Fragment dokumentu
Dzieci napromieniowane bajkami

Marysia, nasza najmłodsza córka ma 2 i pół roku. Właśnie jest płaczliwa, nic jej nie cieszy. Nie potrafi znaleźć sobie miejsca w domu. Stale chce na moje ręce. Odcięliśmy jej przed chwilą dostęp do bajek. Przez godzinę oglądała na przemian ‚Stacyjkowo’ z ‚Bingiem’. Pod okiem siedzącego obok taty. Bez skakania po migających filmikach z wyliczankami, jajkami i dziwnymi stworami. Pozornie z kontrolą. Fabularnie a nie przypadkowo. I teraz zachowuje się, jakby zupełnie nie mogła odnaleźć w tej domowej rzeczywistości. Tak, jak ja kiedy wyrwą mnie ze snu w środku nocy i każą z pamięci odtworzyć przepis na sernik.

Ale po co? Kto? Jak? Kiedy?

Ile czego?

Dajcie mi spać!

Nasze dziecko zostało właśnie napromieniowane.

Napromieniowane bajkami.

O fatalnym wpływie ekranów na rozwój małego dziecka napisałam w tym poście:

Zabierzcie dziecku tablet

Dzisiaj jednak temat mediów elektronicznych znowu wkrada się do mojej codzienności. Obserwuję bowiem jaki wpływ bajki mają na młodziutką psychikę dwuipółlatki.

Zapisane dane
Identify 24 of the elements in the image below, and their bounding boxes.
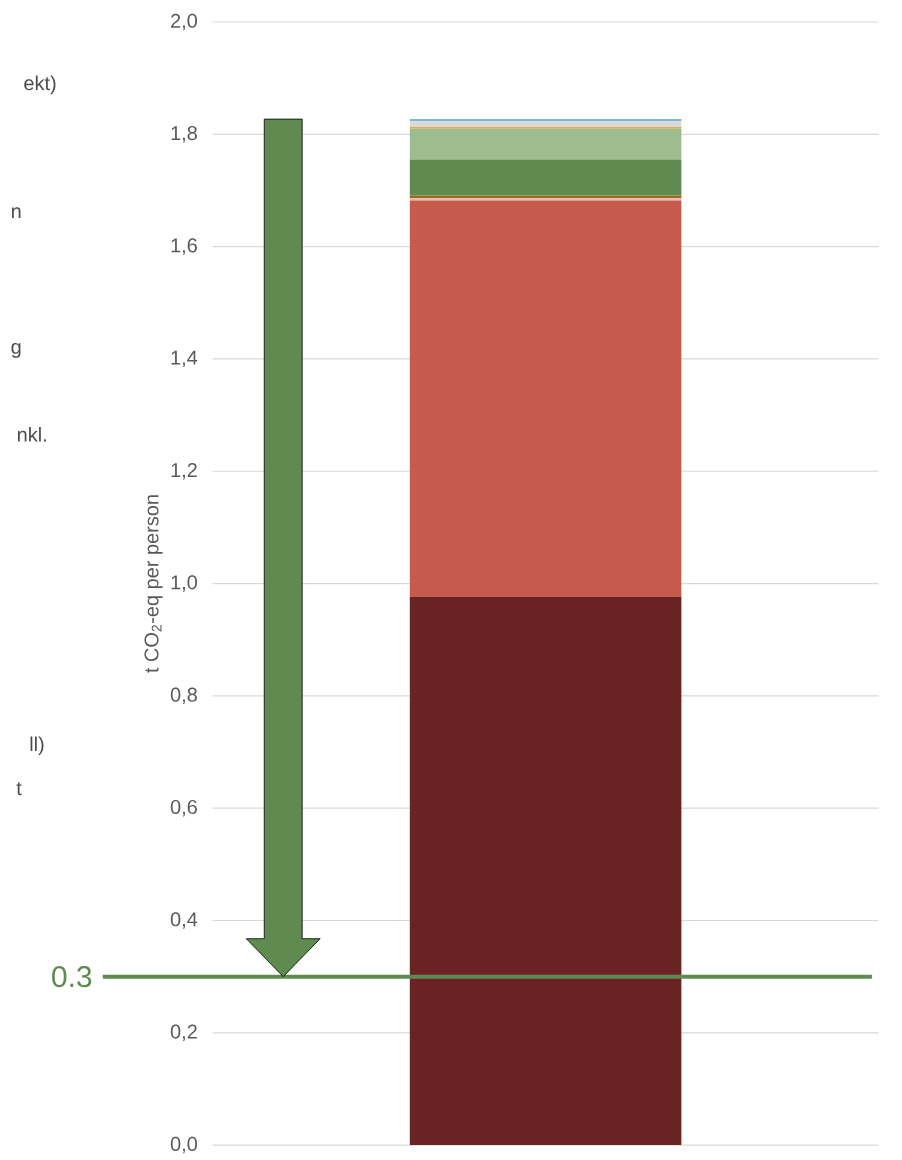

Polecenie
Dopisz, proszę, dalszy ciąg wpisu o wpływie bajek na dwuipółletnią córkę, zaczynając zaraz po jego ostatnim zdaniu. Wiersze nie odgrywają tu żadnej roli.

Odpowiedź
DZICY BEZ TELEWIZJI

Nie mamy w domu telewizora. Z wyboru. Może to niektórym wydawać się dziwaczne, ale zarówno mnie jak i Marcina włączony telewizor zwyczajnie irytuje. Niechciane reklamy środka na przeczyszczenie, polityka, programy niskich lotów, nachalny konsumpcjonizm. Chcemy też, żeby dzieci miały czas na rozwijanie pasji, którym trzeba poświęcić czas. Czas, z którego telewizja nas okrada.

Rezygnując z posiadania odbiornika tv, filmów szukamy w sieci kiedy już dokładnie wiemy co nas interesuje. I tak samo jest z naszymi nastolatkami. Pamiętam jednak, wcale nie tak dawno temu, jak bardzo im się to nie podobało kiedy koleżanki rozmawiały o ulubionym serialu a one w tym temacie nie miały nic do dodania od siebie. Zawsze w takich chwilach powtarzam im jedno: nie musisz być taka jak inni. Popatrz, większość twoich rówieśników zjada śmieci – ty dzięki temu że jesz zdrowo masz piękne włosy, piękną cerę, zdrowe myśli i super sylwetkę.

Dzisiaj, kiedy na potrzeby tego postu zapytałam dziewczyny czy coś się zmieniło w tej kwestii – usłyszałam:

Wydaję mi się, że na tym zyskuję, bo nie mam tylu bodźców, nie ma hałasu, nie boli mnie głowa i generalnie w domu w którym jest włączony telewizor nie mogę się skupić. W telewizji nie ma nic ciekawego a najgorsze są reklamy – to, że w kółko ktoś chce żebym kupiła maść na hemoroidy.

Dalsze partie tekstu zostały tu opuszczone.